■ WRITTEN TASK
Repeat the material in full. Keep every line exactly as it is.
>> START MATERIAL
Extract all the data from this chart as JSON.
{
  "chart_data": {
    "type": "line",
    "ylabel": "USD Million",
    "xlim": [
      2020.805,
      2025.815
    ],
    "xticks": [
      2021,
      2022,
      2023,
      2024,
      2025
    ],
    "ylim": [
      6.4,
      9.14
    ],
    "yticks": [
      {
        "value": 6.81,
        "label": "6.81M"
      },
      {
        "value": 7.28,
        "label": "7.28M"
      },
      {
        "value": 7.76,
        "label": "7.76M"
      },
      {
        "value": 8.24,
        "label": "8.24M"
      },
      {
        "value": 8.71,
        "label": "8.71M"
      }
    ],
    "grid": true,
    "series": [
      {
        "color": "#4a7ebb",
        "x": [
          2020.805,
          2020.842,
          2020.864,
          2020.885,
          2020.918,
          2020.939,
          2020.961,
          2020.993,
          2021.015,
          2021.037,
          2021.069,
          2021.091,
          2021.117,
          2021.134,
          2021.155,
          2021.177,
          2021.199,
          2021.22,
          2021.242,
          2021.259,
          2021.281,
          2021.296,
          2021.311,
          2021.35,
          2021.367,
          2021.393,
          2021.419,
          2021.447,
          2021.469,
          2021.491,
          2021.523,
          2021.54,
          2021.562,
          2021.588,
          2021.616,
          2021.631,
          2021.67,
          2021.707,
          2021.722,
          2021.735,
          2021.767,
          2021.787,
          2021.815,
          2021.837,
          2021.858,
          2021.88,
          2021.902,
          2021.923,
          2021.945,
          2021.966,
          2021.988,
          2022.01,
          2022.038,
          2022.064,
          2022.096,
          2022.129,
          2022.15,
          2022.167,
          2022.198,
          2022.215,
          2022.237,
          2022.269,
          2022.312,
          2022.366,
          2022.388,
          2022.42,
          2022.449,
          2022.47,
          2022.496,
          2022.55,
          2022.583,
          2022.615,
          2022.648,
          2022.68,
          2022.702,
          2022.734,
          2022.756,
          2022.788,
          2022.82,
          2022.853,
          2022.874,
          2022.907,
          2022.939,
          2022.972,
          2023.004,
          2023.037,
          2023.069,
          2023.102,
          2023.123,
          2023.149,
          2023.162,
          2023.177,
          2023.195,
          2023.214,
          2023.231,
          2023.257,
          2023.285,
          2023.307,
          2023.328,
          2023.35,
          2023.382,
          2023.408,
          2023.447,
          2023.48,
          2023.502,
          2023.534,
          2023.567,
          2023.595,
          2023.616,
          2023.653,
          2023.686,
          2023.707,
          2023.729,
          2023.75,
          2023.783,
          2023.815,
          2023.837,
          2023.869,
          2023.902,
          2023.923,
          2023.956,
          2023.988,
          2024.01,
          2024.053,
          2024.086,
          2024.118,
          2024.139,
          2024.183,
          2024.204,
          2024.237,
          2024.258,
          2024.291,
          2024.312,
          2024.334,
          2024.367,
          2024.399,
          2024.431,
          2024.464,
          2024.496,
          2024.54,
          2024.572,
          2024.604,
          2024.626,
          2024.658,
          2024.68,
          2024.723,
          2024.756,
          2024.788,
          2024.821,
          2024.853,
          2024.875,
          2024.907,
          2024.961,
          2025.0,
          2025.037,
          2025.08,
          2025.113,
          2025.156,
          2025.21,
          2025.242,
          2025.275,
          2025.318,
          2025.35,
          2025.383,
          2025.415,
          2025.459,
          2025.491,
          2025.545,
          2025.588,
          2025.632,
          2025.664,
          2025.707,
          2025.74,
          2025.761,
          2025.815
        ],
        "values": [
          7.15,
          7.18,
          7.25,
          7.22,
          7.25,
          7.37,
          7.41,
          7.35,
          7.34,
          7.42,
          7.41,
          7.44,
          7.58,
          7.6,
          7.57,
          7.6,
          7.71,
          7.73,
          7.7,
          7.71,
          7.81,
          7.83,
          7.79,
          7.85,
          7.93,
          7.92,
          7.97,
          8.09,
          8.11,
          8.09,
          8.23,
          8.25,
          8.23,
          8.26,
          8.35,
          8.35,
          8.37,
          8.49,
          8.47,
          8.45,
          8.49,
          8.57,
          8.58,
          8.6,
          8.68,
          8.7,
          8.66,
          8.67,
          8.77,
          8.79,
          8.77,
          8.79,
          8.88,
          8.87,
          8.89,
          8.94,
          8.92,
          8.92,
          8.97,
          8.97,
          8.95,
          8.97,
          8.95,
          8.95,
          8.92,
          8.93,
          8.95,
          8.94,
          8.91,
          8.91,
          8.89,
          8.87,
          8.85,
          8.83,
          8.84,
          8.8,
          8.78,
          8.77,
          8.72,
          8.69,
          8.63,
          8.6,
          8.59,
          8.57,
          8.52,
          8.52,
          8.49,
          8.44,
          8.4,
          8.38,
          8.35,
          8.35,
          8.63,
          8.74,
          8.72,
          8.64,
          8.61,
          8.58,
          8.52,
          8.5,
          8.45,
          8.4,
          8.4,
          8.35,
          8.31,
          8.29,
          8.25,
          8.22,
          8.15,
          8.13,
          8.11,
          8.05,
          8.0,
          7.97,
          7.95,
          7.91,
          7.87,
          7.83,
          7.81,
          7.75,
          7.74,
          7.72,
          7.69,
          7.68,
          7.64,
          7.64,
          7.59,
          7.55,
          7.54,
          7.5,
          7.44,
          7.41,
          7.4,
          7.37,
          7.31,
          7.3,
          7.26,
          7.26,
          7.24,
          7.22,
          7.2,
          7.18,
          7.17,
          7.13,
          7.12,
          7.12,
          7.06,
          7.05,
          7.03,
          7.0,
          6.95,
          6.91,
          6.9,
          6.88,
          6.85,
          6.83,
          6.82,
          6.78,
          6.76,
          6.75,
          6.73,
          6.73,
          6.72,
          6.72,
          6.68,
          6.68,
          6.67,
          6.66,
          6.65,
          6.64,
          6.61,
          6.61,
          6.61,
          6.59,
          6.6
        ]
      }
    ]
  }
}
>> END MATERIAL
■ FULL OUTPUT
Extract all the data from this chart as JSON.
{
  "chart_data": {
    "type": "line",
    "ylabel": "USD Million",
    "xlim": [
      2020.805,
      2025.815
    ],
    "xticks": [
      2021,
      2022,
      2023,
      2024,
      2025
    ],
    "ylim": [
      6.4,
      9.14
    ],
    "yticks": [
      {
        "value": 6.81,
        "label": "6.81M"
      },
      {
        "value": 7.28,
        "label": "7.28M"
      },
      {
        "value": 7.76,
        "label": "7.76M"
      },
      {
        "value": 8.24,
        "label": "8.24M"
      },
      {
        "value": 8.71,
        "label": "8.71M"
      }
    ],
    "grid": true,
    "series": [
      {
        "color": "#4a7ebb",
        "x": [
          2020.805,
          2020.842,
          2020.864,
          2020.885,
          2020.918,
          2020.939,
          2020.961,
          2020.993,
          2021.015,
          2021.037,
          2021.069,
          2021.091,
          2021.117,
          2021.134,
          2021.155,
          2021.177,
          2021.199,
          2021.22,
          2021.242,
          2021.259,
          2021.281,
          2021.296,
          2021.311,
          2021.35,
          2021.367,
          2021.393,
          2021.419,
          2021.447,
          2021.469,
          2021.491,
          2021.523,
          2021.54,
          2021.562,
          2021.588,
          2021.616,
          2021.631,
          2021.67,
          2021.707,
          2021.722,
          2021.735,
          2021.767,
          2021.787,
          2021.815,
          2021.837,
          2021.858,
          2021.88,
          2021.902,
          2021.923,
          2021.945,
          2021.966,
          2021.988,
          2022.01,
          2022.038,
          2022.064,
          2022.096,
          2022.129,
          2022.15,
          2022.167,
          2022.198,
          2022.215,
          2022.237,
          2022.269,
          2022.312,
          2022.366,
          2022.388,
          2022.42,
          2022.449,
          2022.47,
          2022.496,
          2022.55,
          2022.583,
          2022.615,
          2022.648,
          2022.68,
          2022.702,
          2022.734,
          2022.756,
          2022.788,
          2022.82,
          2022.853,
          2022.874,
          2022.907,
          2022.939,
          2022.972,
          2023.004,
          2023.037,
          2023.069,
          2023.102,
          2023.123,
          2023.149,
          2023.162,
          2023.177,
          2023.195,
          2023.214,
          2023.231,
          2023.257,
          2023.285,
          2023.307,
          2023.328,
          2023.35,
          2023.382,
          2023.408,
          2023.447,
          2023.48,
          2023.502,
          2023.534,
          2023.567,
          2023.595,
          2023.616,
          2023.653,
          2023.686,
          2023.707,
          2023.729,
          2023.75,
          2023.783,
          2023.815,
          2023.837,
          2023.869,
          2023.902,
          2023.923,
          2023.956,
          2023.988,
          2024.01,
          2024.053,
          2024.086,
          2024.118,
          2024.139,
          2024.183,
          2024.204,
          2024.237,
          2024.258,
          2024.291,
          2024.312,
          2024.334,
          2024.367,
          2024.399,
          2024.431,
          2024.464,
          2024.496,
          2024.54,
          2024.572,
          2024.604,
          2024.626,
          2024.658,
          2024.68,
          2024.723,
          2024.756,
          2024.788,
          2024.821,
          2024.853,
          2024.875,
          2024.907,
          2024.961,
          2025.0,
          2025.037,
          2025.08,
          2025.113,
          2025.156,
          2025.21,
          2025.242,
          2025.275,
          2025.318,
          2025.35,
          2025.383,
          2025.415,
          2025.459,
          2025.491,
          2025.545,
          2025.588,
          2025.632,
          2025.664,
          2025.707,
          2025.74,
          2025.761,
          2025.815
        ],
        "values": [
          7.15,
          7.18,
          7.25,
          7.22,
          7.25,
          7.37,
          7.41,
          7.35,
          7.34,
          7.42,
          7.41,
          7.44,
          7.58,
          7.6,
          7.57,
          7.6,
          7.71,
          7.73,
          7.7,
          7.71,
          7.81,
          7.83,
          7.79,
          7.85,
          7.93,
          7.92,
          7.97,
          8.09,
          8.11,
          8.09,
          8.23,
          8.25,
          8.23,
          8.26,
          8.35,
          8.35,
          8.37,
          8.49,
          8.47,
          8.45,
          8.49,
          8.57,
          8.58,
          8.6,
          8.68,
          8.7,
          8.66,
          8.67,
          8.77,
          8.79,
          8.77,
          8.79,
          8.88,
          8.87,
          8.89,
          8.94,
          8.92,
          8.92,
          8.97,
          8.97,
          8.95,
          8.97,
          8.95,
          8.95,
          8.92,
          8.93,
          8.95,
          8.94,
          8.91,
          8.91,
          8.89,
          8.87,
          8.85,
          8.83,
          8.84,
          8.8,
          8.78,
          8.77,
          8.72,
          8.69,
          8.63,
          8.6,
          8.59,
          8.57,
          8.52,
          8.52,
          8.49,
          8.44,
          8.4,
          8.38,
          8.35,
          8.35,
          8.63,
          8.74,
          8.72,
          8.64,
          8.61,
          8.58,
          8.52,
          8.5,
          8.45,
          8.4,
          8.4,
          8.35,
          8.31,
          8.29,
          8.25,
          8.22,
          8.15,
          8.13,
          8.11,
          8.05,
          8.0,
          7.97,
          7.95,
          7.91,
          7.87,
          7.83,
          7.81,
          7.75,
          7.74,
          7.72,
          7.69,
          7.68,
          7.64,
          7.64,
          7.59,
          7.55,
          7.54,
          7.5,
          7.44,
          7.41,
          7.4,
          7.37,
          7.31,
          7.3,
          7.26,
          7.26,
          7.24,
          7.22,
          7.2,
          7.18,
          7.17,
          7.13,
          7.12,
          7.12,
          7.06,
          7.05,
          7.03,
          7.0,
          6.95,
          6.91,
          6.9,
          6.88,
          6.85,
          6.83,
          6.82,
          6.78,
          6.76,
          6.75,
          6.73,
          6.73,
          6.72,
          6.72,
          6.68,
          6.68,
          6.67,
          6.66,
          6.65,
          6.64,
          6.61,
          6.61,
          6.61,
          6.59,
          6.6
        ]
      }
    ]
  }
}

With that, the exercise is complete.